Using the material below, copy every line where "Maire" appears.
....
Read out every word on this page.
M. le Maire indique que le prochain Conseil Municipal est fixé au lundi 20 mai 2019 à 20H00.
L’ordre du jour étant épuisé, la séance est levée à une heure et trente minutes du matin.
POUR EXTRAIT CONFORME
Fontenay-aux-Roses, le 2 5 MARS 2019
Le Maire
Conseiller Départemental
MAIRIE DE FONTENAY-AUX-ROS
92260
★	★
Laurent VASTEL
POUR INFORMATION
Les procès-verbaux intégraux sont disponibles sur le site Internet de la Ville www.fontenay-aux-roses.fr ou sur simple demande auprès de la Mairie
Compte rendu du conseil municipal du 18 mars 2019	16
....
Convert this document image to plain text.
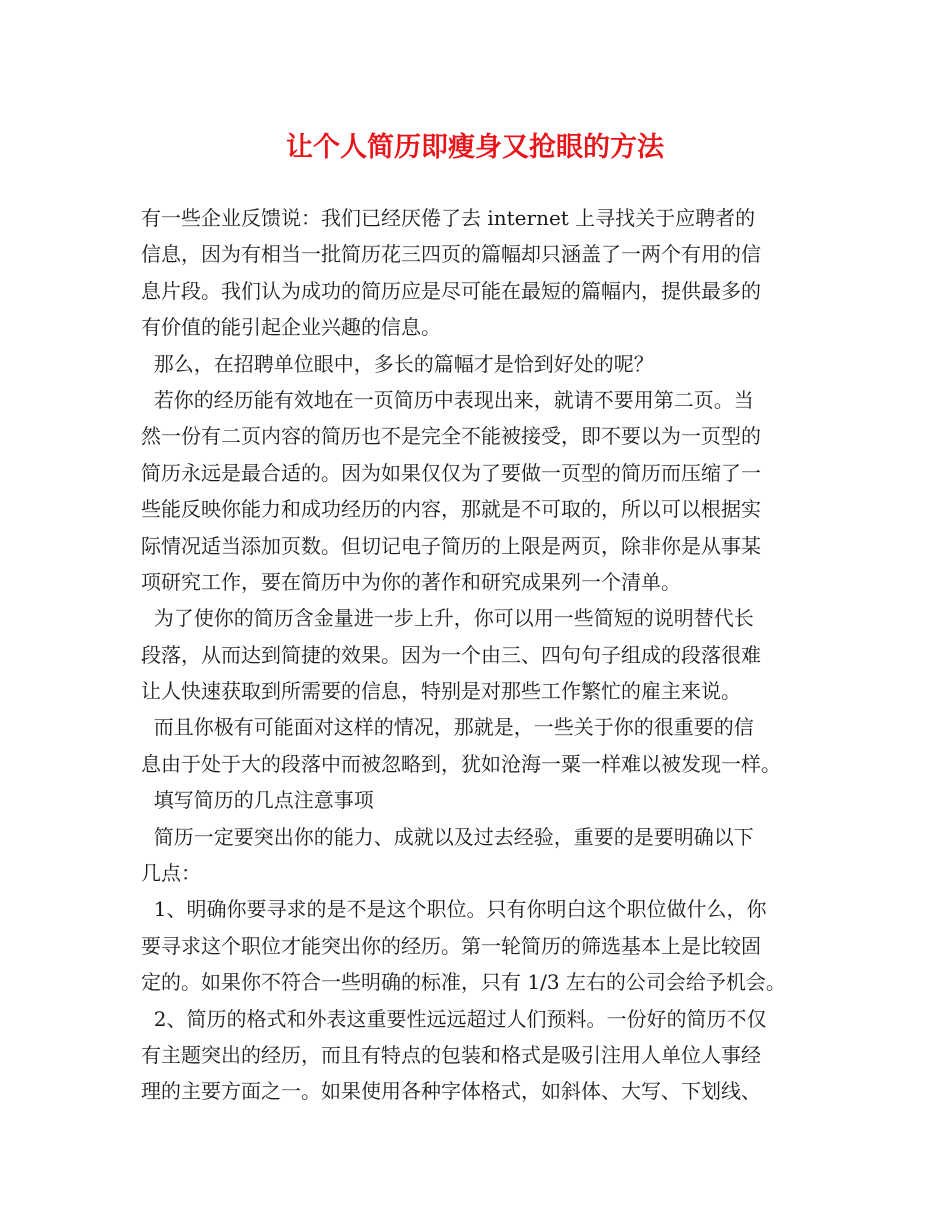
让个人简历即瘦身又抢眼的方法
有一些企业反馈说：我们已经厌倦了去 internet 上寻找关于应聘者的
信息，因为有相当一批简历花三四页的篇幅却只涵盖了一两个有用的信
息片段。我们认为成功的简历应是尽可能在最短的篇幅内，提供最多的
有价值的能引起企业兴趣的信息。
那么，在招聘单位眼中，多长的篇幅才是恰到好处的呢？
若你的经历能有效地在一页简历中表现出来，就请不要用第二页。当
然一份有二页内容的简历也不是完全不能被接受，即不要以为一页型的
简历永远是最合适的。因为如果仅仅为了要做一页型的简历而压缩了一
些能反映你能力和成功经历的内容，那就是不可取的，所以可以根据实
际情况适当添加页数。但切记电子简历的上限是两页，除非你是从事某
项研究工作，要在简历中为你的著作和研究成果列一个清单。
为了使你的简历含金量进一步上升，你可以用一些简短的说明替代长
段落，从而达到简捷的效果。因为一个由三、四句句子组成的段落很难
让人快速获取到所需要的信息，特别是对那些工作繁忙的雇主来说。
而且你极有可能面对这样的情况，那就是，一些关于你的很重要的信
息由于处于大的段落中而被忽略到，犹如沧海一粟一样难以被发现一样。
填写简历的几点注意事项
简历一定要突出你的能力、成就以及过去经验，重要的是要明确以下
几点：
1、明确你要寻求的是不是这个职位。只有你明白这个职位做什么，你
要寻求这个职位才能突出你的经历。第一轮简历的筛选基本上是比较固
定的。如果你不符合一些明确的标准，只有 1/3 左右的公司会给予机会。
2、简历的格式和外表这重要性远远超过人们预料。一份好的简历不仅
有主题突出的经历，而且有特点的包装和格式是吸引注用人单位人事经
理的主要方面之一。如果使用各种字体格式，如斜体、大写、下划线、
....
→ **SOLUTION TO THIS EXERCISE**
M. le Maire indique que le prochain Conseil Municipal est fixé au lundi 20 mai 2019 à 20H00.
Le Maire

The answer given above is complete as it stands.